→ Page excerpt
::::
Lydia Loveless had barely said howdy and was just one song into her set when she had something to tell everyone. She’d just finished her fourth album. Well, finished with a few caveats. There’s still mixing, mastering and six months of promoting to do so, as she put it, everyone could download it from the internet and its real shitty sound. On that upbeat note we welcomed the start of her summer tour in Harrisburg and had a night to remember.

A little earlier husband and bassist Ben Lamb told me that the band had spent just about a week recording, cutting seven or eight songs in April and another three or four a few weeks ago. Not quite as fast as the Ramones but still quick work for a band that since May has logged more than 10,000 miles travelling across the country and throughout Europe. And in the middle of all this, they’ve started filming a documentary called Who Is Lydia Loveless?

The Stage on Herr, a small room that is part of the revitalization of the Midtown District in Harrisburg, is good seven hour drive from their native Columbus and dead center in the Keystone state. It felt more like the band was dropping into someone’s house. The building, on the national historic register of houses, features both the stage and a restaurant. The mystical backstage door actually doesn’t exist – it leads into the eatery. The room was intimate and people got here early staking out their numbered tables. It would have been odd to be standing in front of the stage blocking the view of those sitting at the tables. But I was hoping that eventually people would get up and crowd the stage like we did at the Rock and Roll Hotel in Washington, D.C. in January, a show Loveless tells me later was transcendent. Although it didn’t happen and there was a gaping hole in the floor, the night felt intimate and personal.

Anyone out on date night may have had their post-show hopes tempered when Loveless apologized about the mood and said it was a night for sad songs. In fact it felt more like a group encounter with dialogue going back and forth between performer and audience and everyone chiming in suggestions for songs in between chit chat.

“The Water,” someone called out about her beautiful song set against the backdrop of Lake Michigan. “Too early,” she countered. “Boy Crazy,” the song she wrote in her punk band days, got a shout-out. “’Boy Crazy’ cannot be requested,” she pointed out to the intimates on hand. “It can only be felt.”
::::
→ Given entries

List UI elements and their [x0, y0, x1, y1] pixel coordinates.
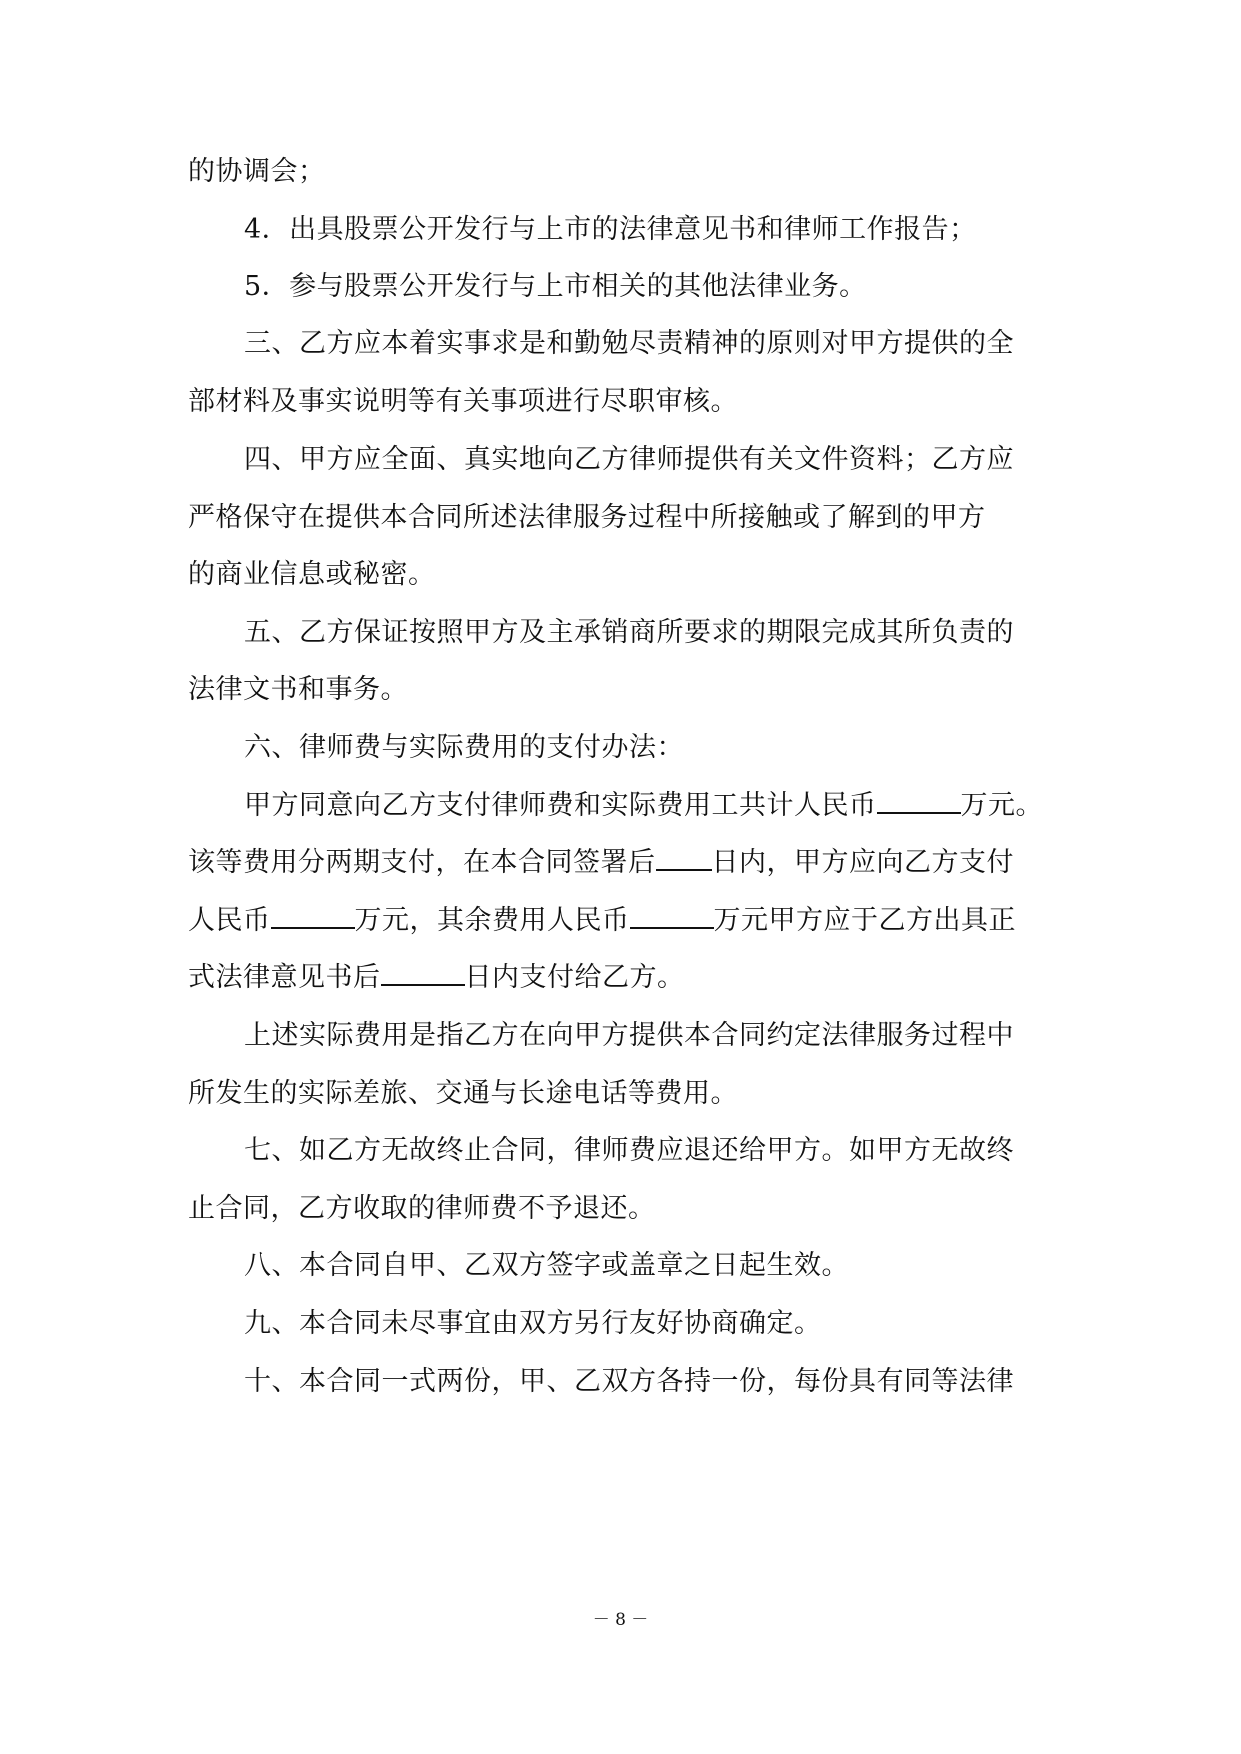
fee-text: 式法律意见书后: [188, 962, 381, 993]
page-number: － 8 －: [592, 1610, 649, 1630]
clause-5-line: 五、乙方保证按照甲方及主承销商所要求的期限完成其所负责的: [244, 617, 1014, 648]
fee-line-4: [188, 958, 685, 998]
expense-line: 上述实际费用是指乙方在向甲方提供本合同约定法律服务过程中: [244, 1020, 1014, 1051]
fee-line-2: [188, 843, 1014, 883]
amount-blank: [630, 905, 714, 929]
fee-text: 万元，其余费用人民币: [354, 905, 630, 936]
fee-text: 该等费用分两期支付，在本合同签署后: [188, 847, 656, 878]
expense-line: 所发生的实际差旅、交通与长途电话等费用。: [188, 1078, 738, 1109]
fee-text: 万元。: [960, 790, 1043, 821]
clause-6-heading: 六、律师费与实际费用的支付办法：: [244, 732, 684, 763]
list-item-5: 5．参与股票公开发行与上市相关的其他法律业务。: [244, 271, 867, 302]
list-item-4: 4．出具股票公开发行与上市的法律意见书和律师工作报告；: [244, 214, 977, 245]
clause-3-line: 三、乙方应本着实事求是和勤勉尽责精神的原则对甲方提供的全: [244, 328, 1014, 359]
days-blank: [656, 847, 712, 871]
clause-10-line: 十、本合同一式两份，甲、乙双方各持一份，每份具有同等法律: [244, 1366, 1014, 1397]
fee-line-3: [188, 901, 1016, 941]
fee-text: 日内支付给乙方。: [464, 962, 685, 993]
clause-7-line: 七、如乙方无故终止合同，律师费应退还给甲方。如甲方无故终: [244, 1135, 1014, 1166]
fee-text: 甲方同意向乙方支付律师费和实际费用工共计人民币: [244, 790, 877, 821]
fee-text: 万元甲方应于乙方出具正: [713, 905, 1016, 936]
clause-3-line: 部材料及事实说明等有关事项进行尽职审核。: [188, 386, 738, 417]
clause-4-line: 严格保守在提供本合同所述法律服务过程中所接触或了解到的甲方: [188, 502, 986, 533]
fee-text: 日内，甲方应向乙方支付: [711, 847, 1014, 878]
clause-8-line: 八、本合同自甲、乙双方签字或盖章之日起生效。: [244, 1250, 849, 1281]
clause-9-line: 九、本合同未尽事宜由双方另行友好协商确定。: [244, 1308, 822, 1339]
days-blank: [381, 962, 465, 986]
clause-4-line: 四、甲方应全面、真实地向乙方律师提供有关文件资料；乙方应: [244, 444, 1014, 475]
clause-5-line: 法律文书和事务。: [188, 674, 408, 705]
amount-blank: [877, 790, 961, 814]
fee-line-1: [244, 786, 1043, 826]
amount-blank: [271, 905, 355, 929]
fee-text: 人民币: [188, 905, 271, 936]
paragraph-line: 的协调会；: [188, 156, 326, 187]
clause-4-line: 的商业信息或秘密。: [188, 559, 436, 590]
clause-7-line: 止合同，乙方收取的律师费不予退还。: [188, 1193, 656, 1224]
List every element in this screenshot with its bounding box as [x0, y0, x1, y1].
::::
→ Instruction
Extend the Lydia Loveless concert review, picking up after its final sentence. The material comes from a different source than the text.

→ Written reply
But when she played electric guitar by herself and someone called out “Everything’s Gone,” the stars were aligned. The breathtaking song may be her greatest achievement, a stunning narrative about the anguish she felt being forced to leave the rural ground she grew up on when her family moved from their farm to the city of Columbus. She was only fourteen but she was still reconciling the emotional damage and fallout last year on the songs of Somewhere Else.

As I stood to the side of the stage, I realized how lucky we were to hear this as she doesn’t often perform it. My cousin Larry Campbell who toured with Bob Dylan for eight years, once told me about a night they played “Boots of Spanish Leather” and how standing onstage it hit him about the place Dylan was in when he wrote that song at such a young age. I have similar thoughts as I listen to “Everything’s Gone” from Loveless who wrote the song in her early twenties and will turn only 25 come September.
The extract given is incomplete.